(Records from a data collection)
start

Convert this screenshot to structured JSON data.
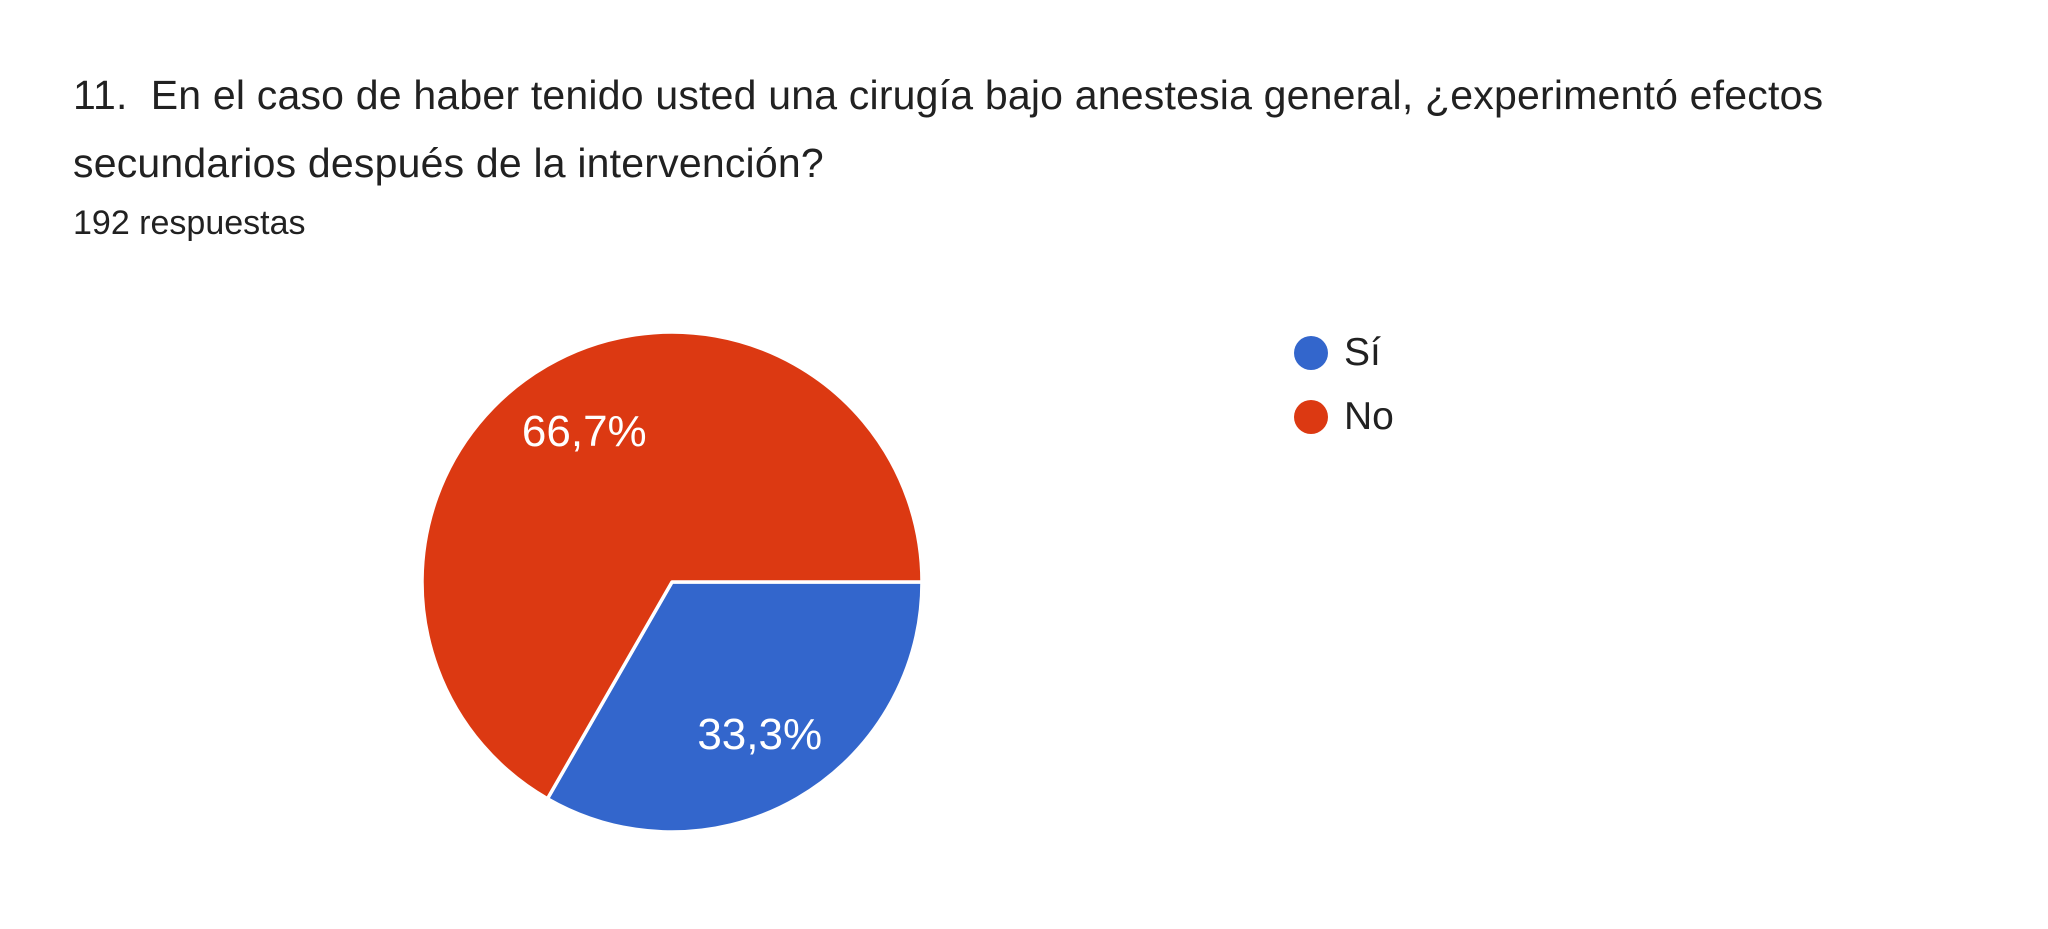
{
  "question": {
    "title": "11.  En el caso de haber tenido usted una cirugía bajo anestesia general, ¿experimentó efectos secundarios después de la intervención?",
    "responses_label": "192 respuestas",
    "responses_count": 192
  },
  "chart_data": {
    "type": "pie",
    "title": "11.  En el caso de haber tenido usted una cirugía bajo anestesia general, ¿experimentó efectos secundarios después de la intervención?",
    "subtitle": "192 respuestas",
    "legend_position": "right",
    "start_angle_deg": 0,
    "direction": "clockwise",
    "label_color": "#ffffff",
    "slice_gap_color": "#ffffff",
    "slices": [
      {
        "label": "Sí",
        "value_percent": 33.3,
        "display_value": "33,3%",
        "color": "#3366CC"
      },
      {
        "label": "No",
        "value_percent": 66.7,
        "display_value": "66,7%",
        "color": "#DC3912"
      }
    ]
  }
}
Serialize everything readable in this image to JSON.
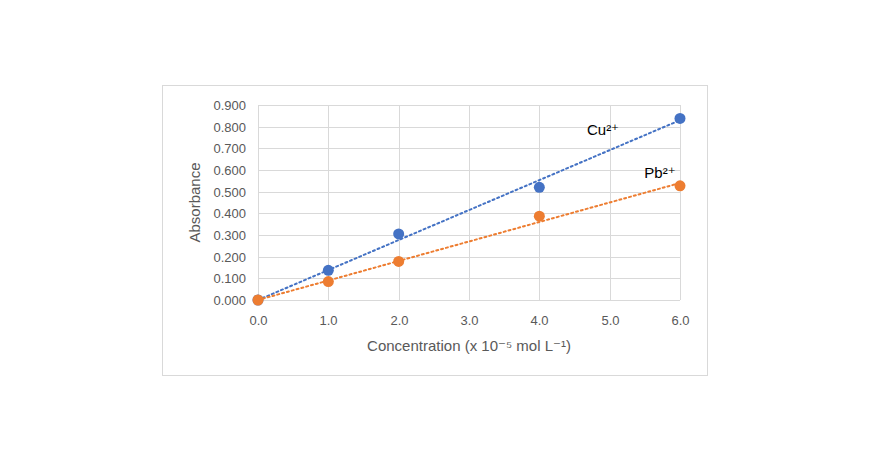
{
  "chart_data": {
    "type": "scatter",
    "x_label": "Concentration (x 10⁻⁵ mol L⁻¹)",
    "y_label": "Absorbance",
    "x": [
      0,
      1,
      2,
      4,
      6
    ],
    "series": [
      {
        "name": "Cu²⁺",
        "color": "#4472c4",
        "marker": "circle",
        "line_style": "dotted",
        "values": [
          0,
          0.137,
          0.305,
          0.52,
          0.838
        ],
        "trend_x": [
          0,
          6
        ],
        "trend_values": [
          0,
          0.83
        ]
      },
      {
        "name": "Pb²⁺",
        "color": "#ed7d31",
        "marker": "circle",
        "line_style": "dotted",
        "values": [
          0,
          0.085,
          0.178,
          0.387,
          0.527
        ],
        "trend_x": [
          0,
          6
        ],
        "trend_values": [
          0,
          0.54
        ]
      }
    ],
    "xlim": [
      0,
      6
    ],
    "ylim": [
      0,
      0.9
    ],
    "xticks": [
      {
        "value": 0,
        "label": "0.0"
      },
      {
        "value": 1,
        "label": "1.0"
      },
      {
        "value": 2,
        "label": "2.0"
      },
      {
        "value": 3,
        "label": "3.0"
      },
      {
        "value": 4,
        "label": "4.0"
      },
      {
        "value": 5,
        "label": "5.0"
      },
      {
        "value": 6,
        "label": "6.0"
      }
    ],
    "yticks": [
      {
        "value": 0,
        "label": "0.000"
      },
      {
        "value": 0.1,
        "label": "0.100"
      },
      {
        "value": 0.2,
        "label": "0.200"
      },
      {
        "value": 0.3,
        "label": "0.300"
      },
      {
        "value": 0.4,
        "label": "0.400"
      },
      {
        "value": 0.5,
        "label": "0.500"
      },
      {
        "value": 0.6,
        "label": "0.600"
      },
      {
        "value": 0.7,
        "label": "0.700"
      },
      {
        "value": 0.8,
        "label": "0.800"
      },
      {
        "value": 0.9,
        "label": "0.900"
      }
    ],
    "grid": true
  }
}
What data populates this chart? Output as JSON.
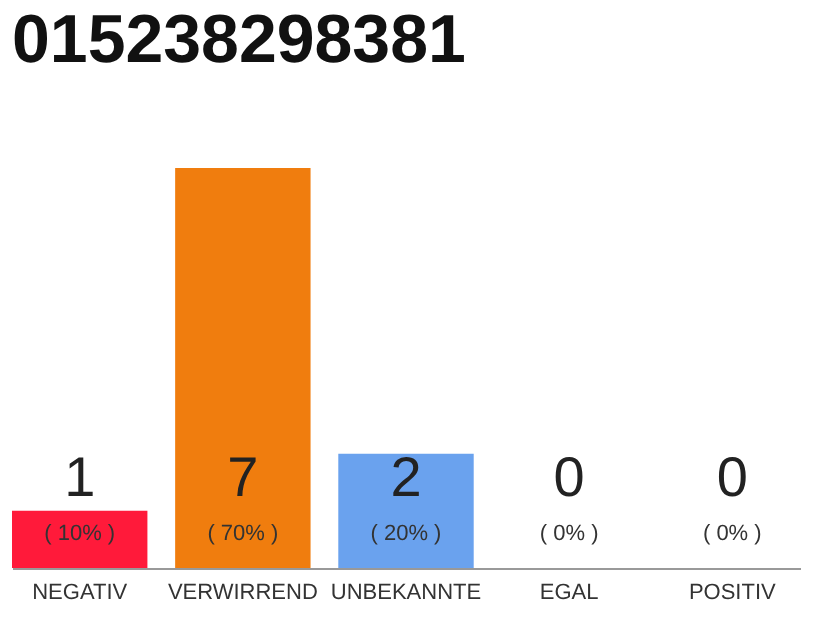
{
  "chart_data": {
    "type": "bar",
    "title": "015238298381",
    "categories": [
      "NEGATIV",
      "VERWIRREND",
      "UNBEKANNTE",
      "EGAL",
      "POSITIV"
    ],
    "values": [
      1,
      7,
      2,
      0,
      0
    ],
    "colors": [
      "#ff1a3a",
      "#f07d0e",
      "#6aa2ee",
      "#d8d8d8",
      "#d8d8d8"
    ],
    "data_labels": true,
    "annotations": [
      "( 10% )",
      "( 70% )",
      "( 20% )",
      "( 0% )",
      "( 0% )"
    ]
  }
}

end

** Task to complete **
Locate all lines in the listing above with the word "respuestas" and copy them.

** Full response **
    "responses_label": "192 respuestas",
    "subtitle": "192 respuestas",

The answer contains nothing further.